## 作業内容:
下にあるCameoについての元の文章を、一字も変えずに最初から最後まで書き写してください。

## 元の文章:
----------

動画特注プラットフォームはCameoに限らず、競合サービスも急成長している。以下はウェブ上のさまざまな公開情報を収集し分析するHeadlineの自社開発ツール「EVA」で抽出した、Cameoに関するデータだ。

上はサイトやアプリでクレジットカード決済が行われた回数や金額を示したもの。下は異なる角度からサイトとアプリのトラフィックを測定したデータだ。サイト内の決済額は1年で約5倍に拡大し、トラフィックは10倍ほどにまで伸びていることが分かる。前述のMemmo、Omazeといった競合サービスでも同様の成長が確認できた。

では最後に、上記データも用いた上で、なぜCameoが急成長を果たしたのか、解説していこう。

----------

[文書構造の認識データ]
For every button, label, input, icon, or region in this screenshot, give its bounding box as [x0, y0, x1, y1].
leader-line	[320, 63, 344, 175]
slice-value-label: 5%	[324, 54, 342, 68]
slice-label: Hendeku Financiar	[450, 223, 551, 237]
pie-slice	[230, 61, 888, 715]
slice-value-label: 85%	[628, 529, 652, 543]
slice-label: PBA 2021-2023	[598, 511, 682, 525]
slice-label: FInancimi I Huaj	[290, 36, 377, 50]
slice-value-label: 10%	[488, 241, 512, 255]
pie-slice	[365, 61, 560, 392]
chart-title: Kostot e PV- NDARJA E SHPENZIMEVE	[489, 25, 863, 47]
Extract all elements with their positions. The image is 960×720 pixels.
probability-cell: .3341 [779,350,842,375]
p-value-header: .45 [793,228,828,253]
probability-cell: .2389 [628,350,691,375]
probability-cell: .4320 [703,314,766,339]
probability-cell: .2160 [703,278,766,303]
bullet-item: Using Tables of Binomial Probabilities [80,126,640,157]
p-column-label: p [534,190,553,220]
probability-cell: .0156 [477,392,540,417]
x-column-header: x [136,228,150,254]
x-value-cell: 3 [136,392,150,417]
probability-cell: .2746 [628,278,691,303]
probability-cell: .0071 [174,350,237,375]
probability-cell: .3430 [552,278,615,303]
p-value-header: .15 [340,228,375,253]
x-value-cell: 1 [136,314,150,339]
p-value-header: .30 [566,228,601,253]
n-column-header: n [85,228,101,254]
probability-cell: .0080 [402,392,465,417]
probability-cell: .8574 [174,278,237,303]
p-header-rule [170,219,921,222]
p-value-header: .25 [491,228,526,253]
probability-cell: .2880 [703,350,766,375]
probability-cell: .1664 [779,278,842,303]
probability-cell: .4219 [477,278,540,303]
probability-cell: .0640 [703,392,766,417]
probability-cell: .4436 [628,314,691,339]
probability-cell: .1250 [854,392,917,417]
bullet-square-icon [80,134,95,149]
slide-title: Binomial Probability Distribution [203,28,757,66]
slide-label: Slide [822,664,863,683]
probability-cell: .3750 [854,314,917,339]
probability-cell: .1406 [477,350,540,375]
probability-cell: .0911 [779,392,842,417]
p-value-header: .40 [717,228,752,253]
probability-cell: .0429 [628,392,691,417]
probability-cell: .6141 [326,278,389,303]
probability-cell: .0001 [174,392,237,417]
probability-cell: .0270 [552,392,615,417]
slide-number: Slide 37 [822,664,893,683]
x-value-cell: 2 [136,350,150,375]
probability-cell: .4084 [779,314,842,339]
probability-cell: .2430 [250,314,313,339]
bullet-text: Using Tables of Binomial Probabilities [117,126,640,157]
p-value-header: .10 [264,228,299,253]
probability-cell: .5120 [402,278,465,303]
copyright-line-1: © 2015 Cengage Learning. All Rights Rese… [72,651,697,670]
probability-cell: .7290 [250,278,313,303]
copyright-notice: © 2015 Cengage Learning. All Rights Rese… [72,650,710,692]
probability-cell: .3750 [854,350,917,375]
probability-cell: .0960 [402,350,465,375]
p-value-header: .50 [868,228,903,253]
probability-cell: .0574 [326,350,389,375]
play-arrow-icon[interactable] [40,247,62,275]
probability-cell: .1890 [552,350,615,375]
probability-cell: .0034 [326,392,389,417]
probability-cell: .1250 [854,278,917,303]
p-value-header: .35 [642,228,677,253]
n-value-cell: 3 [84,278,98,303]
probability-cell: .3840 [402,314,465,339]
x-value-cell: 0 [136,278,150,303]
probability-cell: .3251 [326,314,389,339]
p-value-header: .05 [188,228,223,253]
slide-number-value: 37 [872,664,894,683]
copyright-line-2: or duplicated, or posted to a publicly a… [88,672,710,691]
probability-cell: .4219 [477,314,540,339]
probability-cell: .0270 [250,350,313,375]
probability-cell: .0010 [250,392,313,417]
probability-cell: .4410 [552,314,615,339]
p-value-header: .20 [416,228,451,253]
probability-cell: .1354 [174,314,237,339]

----------

## 回答文:
動画特注プラットフォームはCameoに限らず、競合サービスも急成長している。以下はウェブ上のさまざまな公開情報を収集し分析するHeadlineの自社開発ツール「EVA」で抽出した、Cameoに関するデータだ。

上はサイトやアプリでクレジットカード決済が行われた回数や金額を示したもの。下は異なる角度からサイトとアプリのトラフィックを測定したデータだ。サイト内の決済額は1年で約5倍に拡大し、トラフィックは10倍ほどにまで伸びていることが分かる。前述のMemmo、Omazeといった競合サービスでも同様の成長が確認できた。

では最後に、上記データも用いた上で、なぜCameoが急成長を果たしたのか、解説していこう。